> Request:
Find every line below that contains the word "Antioch" and copy it out.

Collected data:
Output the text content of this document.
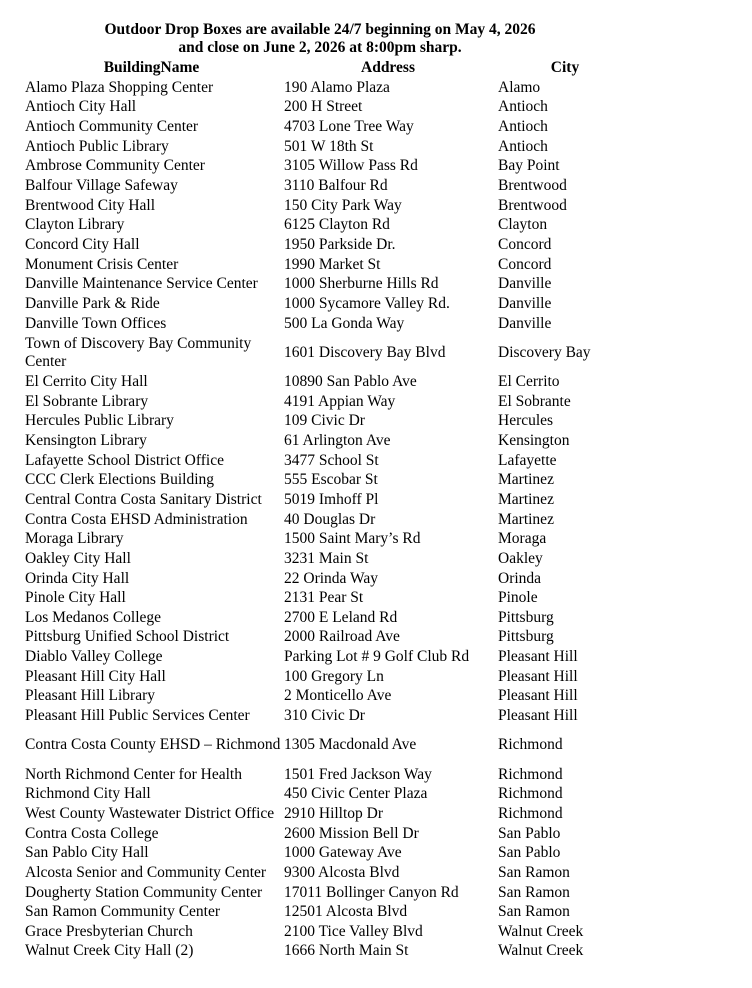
Outdoor Drop Boxes are available 24/7 beginning on May 4, 2026
and close on June 2, 2026 at 8:00pm sharp.
BuildingName	Address	City
Alamo Plaza Shopping Center	190 Alamo Plaza	Alamo
Antioch City Hall	200 H Street	Antioch
Antioch Community Center	4703 Lone Tree Way	Antioch
Antioch Public Library	501 W 18th St	Antioch
Ambrose Community Center	3105 Willow Pass Rd	Bay Point
Balfour Village Safeway	3110 Balfour Rd	Brentwood
Brentwood City Hall	150 City Park Way	Brentwood
Clayton Library	6125 Clayton Rd	Clayton
Concord City Hall	1950 Parkside Dr.	Concord
Monument Crisis Center	1990 Market St	Concord
Danville Maintenance Service Center	1000 Sherburne Hills Rd	Danville
Danville Park & Ride	1000 Sycamore Valley Rd.	Danville
Danville Town Offices	500 La Gonda Way	Danville
Town of Discovery Bay Community Center	1601 Discovery Bay Blvd	Discovery Bay
El Cerrito City Hall	10890 San Pablo Ave	El Cerrito
El Sobrante Library	4191 Appian Way	El Sobrante
Hercules Public Library	109 Civic Dr	Hercules
Kensington Library	61 Arlington Ave	Kensington
Lafayette School District Office	3477 School St	Lafayette
CCC Clerk Elections Building	555 Escobar St	Martinez
Central Contra Costa Sanitary District	5019 Imhoff Pl	Martinez
Contra Costa EHSD Administration	40 Douglas Dr	Martinez
Moraga Library	1500 Saint Mary’s Rd	Moraga
Oakley City Hall	3231 Main St	Oakley
Orinda City Hall	22 Orinda Way	Orinda
Pinole City Hall	2131 Pear St	Pinole
Los Medanos College	2700 E Leland Rd	Pittsburg
Pittsburg Unified School District	2000 Railroad Ave	Pittsburg
Diablo Valley College	Parking Lot # 9 Golf Club Rd	Pleasant Hill
Pleasant Hill City Hall	100 Gregory Ln	Pleasant Hill
Pleasant Hill Library	2 Monticello Ave	Pleasant Hill
Pleasant Hill Public Services Center	310 Civic Dr	Pleasant Hill
Contra Costa County EHSD – Richmond	1305 Macdonald Ave	Richmond
North Richmond Center for Health	1501 Fred Jackson Way	Richmond
Richmond City Hall	450 Civic Center Plaza	Richmond
West County Wastewater District Office	2910 Hilltop Dr	Richmond
Contra Costa College	2600 Mission Bell Dr	San Pablo
San Pablo City Hall	1000 Gateway Ave	San Pablo
Alcosta Senior and Community Center	9300 Alcosta Blvd	San Ramon
Dougherty Station Community Center	17011 Bollinger Canyon Rd	San Ramon
San Ramon Community Center	12501 Alcosta Blvd	San Ramon
Grace Presbyterian Church	2100 Tice Valley Blvd	Walnut Creek
Walnut Creek City Hall (2)	1666 North Main St	Walnut Creek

> Response:
Antioch City Hall	200 H Street	Antioch
Antioch Community Center	4703 Lone Tree Way	Antioch
Antioch Public Library	501 W 18th St	Antioch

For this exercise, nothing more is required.